◆ **Aim**
Using the entries below, quote exactly the span of lines that begins with the line containing "Transcribe the text in this document." and ends with the final line.

+++ Provided information

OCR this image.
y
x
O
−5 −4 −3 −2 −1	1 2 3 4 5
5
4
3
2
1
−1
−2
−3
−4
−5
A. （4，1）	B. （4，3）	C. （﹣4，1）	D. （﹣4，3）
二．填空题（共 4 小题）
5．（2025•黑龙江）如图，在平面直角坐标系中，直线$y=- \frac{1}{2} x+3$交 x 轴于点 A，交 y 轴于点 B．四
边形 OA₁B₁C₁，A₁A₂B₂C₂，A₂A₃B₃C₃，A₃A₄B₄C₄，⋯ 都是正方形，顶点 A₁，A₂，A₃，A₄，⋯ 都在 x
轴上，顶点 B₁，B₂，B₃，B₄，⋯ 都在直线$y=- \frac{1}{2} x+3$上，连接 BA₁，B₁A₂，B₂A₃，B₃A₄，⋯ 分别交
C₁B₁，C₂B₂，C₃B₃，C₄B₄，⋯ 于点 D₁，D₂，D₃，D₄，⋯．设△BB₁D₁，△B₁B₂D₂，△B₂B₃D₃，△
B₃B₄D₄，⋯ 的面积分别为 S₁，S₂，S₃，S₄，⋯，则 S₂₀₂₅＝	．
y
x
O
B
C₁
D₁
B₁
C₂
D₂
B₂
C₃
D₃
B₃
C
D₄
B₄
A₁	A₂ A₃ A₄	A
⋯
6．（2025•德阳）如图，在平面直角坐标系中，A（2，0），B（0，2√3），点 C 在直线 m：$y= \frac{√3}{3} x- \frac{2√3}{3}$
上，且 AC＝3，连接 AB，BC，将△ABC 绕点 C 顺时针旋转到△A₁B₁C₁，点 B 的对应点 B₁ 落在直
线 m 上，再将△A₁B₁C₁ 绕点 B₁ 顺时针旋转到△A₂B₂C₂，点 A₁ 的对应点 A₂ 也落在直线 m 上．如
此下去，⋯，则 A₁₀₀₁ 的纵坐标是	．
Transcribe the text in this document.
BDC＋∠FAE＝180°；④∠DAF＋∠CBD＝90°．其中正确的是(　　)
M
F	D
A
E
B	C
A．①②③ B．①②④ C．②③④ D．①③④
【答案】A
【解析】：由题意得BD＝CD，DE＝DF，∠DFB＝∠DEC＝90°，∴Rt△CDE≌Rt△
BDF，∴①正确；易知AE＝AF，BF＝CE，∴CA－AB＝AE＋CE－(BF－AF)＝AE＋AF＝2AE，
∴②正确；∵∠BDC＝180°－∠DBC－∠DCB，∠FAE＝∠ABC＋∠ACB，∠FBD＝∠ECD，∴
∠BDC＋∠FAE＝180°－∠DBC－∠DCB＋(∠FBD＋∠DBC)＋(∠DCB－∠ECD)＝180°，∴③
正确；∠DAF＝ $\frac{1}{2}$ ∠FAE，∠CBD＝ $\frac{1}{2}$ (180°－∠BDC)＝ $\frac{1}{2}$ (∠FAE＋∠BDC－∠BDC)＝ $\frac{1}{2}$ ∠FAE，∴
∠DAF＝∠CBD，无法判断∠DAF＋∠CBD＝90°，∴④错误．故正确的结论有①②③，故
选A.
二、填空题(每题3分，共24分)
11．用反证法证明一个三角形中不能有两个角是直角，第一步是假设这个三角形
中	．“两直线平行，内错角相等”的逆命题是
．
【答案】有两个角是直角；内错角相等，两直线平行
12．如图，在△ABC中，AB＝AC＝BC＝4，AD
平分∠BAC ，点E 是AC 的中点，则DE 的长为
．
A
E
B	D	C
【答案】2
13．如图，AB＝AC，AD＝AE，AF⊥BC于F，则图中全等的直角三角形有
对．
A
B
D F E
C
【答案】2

++++++

◆ **Answer in full**
Transcribe the text in this document.
BDC＋∠FAE＝180°；④∠DAF＋∠CBD＝90°．其中正确的是(　　)
M
F	D
A
E
B	C
A．①②③ B．①②④ C．②③④ D．①③④
【答案】A
【解析】：由题意得BD＝CD，DE＝DF，∠DFB＝∠DEC＝90°，∴Rt△CDE≌Rt△
BDF，∴①正确；易知AE＝AF，BF＝CE，∴CA－AB＝AE＋CE－(BF－AF)＝AE＋AF＝2AE，
∴②正确；∵∠BDC＝180°－∠DBC－∠DCB，∠FAE＝∠ABC＋∠ACB，∠FBD＝∠ECD，∴
∠BDC＋∠FAE＝180°－∠DBC－∠DCB＋(∠FBD＋∠DBC)＋(∠DCB－∠ECD)＝180°，∴③
正确；∠DAF＝ $\frac{1}{2}$ ∠FAE，∠CBD＝ $\frac{1}{2}$ (180°－∠BDC)＝ $\frac{1}{2}$ (∠FAE＋∠BDC－∠BDC)＝ $\frac{1}{2}$ ∠FAE，∴
∠DAF＝∠CBD，无法判断∠DAF＋∠CBD＝90°，∴④错误．故正确的结论有①②③，故
选A.
二、填空题(每题3分，共24分)
11．用反证法证明一个三角形中不能有两个角是直角，第一步是假设这个三角形
中	．“两直线平行，内错角相等”的逆命题是
．
【答案】有两个角是直角；内错角相等，两直线平行
12．如图，在△ABC中，AB＝AC＝BC＝4，AD
平分∠BAC ，点E 是AC 的中点，则DE 的长为
．
A
E
B	D	C
【答案】2
13．如图，AB＝AC，AD＝AE，AF⊥BC于F，则图中全等的直角三角形有
对．
A
B
D F E
C
【答案】2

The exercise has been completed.